_Required task_
Extract each line holding the word "title" from the entries.

_Extracted data_
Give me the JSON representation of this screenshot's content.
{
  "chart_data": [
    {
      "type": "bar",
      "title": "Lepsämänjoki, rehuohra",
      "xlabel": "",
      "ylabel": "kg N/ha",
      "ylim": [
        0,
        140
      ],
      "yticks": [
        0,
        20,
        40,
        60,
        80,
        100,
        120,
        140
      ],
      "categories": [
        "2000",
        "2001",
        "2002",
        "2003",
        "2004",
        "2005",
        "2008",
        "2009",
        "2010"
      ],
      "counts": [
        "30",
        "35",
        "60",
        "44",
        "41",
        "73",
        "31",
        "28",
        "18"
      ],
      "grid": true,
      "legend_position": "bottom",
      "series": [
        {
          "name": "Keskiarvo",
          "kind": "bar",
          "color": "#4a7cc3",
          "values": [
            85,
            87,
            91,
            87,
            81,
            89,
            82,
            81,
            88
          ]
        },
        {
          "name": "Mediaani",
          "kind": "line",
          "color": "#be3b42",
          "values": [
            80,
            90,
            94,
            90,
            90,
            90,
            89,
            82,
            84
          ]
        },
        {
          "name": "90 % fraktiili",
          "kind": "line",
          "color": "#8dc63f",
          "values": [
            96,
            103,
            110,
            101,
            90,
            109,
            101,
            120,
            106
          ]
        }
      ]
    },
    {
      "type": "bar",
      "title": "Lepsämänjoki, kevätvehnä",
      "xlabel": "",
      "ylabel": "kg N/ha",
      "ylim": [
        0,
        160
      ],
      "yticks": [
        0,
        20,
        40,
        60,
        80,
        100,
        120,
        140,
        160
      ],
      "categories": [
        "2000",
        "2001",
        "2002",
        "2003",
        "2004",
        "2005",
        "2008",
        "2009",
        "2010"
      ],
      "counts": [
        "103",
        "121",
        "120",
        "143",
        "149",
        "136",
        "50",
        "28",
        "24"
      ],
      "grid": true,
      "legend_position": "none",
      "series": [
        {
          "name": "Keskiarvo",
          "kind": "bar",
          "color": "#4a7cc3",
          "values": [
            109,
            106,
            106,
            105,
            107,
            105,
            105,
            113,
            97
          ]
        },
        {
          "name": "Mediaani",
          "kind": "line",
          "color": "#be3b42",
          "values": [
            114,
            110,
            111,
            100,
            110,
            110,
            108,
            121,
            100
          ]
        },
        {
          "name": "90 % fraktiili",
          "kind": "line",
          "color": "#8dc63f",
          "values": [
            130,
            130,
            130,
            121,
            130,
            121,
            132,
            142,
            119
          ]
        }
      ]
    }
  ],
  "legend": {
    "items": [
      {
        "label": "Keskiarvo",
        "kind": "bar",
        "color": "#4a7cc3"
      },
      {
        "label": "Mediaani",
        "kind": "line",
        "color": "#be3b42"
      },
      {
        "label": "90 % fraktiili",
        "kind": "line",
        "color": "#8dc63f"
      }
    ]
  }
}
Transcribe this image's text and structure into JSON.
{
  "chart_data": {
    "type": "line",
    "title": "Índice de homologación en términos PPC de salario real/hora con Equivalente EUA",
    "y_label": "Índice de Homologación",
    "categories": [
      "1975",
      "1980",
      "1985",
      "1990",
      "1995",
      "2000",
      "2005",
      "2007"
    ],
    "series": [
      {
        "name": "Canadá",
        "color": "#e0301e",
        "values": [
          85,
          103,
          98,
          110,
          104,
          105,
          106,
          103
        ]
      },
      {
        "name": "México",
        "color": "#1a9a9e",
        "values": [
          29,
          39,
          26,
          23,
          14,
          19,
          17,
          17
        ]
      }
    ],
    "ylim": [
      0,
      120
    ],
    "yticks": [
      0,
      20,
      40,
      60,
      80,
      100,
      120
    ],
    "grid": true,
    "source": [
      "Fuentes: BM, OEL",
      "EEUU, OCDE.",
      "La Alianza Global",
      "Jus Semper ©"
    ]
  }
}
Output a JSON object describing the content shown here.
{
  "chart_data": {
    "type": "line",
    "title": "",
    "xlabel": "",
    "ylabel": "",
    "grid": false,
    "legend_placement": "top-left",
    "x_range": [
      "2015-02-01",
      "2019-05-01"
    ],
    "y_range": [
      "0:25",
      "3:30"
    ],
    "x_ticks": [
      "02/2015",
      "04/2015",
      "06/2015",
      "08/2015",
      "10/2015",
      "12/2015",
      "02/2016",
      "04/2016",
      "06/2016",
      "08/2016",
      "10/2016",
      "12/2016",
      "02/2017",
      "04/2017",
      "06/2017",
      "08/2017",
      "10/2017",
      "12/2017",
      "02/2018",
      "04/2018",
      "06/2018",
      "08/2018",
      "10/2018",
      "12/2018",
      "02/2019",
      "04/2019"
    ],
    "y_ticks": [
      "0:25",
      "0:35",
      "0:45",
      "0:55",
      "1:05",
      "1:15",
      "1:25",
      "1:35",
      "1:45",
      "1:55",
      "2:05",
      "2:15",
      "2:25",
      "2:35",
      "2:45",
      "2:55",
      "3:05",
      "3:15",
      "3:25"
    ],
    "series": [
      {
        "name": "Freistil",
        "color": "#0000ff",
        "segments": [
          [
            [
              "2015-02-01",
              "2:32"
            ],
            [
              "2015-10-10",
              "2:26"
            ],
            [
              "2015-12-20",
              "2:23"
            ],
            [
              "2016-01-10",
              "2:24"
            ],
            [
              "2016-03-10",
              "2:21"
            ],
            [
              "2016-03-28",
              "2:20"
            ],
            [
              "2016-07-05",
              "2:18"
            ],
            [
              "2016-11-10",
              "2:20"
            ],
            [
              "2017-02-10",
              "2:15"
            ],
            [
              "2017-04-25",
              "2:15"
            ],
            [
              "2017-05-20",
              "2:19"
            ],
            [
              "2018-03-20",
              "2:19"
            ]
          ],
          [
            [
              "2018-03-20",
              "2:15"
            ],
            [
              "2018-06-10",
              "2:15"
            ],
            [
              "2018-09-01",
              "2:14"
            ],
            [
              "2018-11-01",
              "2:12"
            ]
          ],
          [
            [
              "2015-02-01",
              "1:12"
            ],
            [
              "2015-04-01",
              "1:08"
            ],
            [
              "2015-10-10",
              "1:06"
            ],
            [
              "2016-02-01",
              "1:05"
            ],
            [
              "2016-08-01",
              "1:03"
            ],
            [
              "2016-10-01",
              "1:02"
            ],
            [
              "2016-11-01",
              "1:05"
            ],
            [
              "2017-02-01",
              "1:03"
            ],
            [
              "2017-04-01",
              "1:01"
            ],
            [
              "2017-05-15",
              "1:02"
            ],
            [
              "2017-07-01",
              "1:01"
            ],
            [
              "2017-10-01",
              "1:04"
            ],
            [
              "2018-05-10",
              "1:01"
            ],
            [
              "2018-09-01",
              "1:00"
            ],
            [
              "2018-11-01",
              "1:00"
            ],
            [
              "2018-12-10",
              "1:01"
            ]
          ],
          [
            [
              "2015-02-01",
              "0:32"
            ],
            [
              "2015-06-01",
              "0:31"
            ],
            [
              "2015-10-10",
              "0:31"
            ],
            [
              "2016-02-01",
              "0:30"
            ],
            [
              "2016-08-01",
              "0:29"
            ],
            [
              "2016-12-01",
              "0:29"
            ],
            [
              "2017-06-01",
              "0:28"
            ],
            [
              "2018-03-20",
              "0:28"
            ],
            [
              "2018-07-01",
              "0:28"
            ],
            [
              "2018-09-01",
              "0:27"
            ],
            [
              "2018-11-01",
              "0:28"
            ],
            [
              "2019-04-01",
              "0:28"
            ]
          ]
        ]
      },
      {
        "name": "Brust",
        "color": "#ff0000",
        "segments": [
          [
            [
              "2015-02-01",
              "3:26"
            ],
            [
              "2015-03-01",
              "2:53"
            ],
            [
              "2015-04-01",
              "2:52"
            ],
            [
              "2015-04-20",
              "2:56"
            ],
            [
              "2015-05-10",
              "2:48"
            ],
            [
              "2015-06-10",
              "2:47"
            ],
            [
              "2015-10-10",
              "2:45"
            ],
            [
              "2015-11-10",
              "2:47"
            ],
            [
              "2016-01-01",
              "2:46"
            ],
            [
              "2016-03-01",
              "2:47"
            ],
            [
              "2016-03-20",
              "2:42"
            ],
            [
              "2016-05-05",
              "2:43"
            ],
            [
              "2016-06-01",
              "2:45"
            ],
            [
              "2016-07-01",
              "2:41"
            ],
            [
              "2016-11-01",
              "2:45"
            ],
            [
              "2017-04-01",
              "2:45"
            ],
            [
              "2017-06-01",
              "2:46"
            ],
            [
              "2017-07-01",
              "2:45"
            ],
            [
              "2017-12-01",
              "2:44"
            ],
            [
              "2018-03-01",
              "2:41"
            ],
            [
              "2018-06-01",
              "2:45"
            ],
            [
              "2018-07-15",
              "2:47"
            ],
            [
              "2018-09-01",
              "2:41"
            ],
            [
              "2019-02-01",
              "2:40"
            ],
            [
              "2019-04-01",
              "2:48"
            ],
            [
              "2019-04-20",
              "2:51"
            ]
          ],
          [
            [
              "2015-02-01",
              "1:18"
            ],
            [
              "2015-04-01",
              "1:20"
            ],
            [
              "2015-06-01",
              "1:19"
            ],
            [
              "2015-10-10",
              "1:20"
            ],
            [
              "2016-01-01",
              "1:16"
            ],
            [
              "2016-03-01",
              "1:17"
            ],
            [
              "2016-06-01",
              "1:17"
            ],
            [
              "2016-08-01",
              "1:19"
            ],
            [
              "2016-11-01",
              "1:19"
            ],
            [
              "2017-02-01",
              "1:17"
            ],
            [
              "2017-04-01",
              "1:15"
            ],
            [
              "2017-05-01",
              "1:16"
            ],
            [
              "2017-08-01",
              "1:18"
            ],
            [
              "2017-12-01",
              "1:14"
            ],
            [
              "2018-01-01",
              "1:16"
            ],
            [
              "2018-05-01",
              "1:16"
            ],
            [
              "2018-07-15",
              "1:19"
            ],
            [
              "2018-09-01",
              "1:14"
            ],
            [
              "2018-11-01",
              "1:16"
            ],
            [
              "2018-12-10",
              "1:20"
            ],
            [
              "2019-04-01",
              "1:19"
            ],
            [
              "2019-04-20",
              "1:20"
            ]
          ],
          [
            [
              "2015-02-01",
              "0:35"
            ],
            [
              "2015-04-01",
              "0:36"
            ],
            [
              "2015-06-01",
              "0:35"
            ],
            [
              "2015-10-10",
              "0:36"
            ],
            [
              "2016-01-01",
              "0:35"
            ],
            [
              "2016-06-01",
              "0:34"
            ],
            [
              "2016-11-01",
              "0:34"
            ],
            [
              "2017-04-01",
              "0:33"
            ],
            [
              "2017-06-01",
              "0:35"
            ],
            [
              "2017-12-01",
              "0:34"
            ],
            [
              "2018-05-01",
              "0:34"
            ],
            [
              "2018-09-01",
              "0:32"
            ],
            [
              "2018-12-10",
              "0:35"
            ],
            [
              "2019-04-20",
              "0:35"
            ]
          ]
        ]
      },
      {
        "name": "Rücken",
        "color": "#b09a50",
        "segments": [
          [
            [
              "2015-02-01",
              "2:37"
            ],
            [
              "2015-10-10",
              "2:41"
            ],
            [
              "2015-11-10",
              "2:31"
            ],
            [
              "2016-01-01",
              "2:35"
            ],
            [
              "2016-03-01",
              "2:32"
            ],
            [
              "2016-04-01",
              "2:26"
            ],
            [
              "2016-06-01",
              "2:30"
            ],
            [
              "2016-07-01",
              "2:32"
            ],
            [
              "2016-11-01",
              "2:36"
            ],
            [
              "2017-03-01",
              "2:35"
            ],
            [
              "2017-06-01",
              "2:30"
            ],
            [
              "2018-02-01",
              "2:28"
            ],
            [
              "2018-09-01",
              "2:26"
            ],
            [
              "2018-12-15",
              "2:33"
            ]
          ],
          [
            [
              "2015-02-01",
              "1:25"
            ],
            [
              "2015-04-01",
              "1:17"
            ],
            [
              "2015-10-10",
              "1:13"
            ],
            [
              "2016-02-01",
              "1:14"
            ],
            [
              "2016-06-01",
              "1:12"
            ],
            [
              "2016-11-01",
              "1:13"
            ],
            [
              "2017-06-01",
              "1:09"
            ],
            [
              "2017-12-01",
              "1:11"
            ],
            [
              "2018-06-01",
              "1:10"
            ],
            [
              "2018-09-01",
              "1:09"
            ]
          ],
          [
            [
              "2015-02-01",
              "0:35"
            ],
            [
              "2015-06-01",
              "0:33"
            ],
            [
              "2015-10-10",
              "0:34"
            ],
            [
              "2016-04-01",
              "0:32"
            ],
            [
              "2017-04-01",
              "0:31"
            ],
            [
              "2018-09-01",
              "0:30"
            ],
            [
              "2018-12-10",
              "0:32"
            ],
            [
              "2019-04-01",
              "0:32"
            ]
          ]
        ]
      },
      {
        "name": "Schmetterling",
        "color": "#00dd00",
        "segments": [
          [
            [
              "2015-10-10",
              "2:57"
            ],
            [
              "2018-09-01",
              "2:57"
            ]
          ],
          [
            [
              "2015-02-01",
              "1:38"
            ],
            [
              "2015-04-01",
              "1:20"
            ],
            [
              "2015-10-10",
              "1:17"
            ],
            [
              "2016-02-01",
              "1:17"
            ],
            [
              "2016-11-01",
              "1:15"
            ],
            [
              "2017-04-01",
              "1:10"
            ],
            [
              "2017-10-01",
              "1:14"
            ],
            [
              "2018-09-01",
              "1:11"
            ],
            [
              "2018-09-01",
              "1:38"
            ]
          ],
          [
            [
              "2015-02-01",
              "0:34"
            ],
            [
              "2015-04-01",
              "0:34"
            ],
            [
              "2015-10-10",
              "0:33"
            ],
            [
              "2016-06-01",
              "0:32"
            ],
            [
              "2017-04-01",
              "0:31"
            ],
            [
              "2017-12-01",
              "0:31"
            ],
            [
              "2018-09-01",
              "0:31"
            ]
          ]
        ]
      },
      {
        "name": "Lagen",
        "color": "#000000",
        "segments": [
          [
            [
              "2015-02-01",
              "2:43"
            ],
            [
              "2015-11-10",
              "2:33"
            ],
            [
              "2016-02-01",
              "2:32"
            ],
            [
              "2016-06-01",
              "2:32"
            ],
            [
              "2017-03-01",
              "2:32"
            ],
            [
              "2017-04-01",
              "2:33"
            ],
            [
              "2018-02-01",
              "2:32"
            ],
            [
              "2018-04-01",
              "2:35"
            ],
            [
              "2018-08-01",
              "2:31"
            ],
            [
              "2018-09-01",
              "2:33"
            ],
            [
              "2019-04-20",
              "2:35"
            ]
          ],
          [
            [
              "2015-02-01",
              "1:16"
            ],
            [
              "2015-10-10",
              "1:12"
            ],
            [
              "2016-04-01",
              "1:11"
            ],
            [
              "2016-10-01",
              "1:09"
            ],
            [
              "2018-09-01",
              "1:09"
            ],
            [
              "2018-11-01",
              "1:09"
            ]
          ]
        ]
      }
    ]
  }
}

_The completed task_
      "title": "Lepsämänjoki, rehuohra",
      "title": "Lepsämänjoki, kevätvehnä",
    "title": "Índice de homologación en términos PPC de salario real/hora con Equivalente EUA",
    "title": "",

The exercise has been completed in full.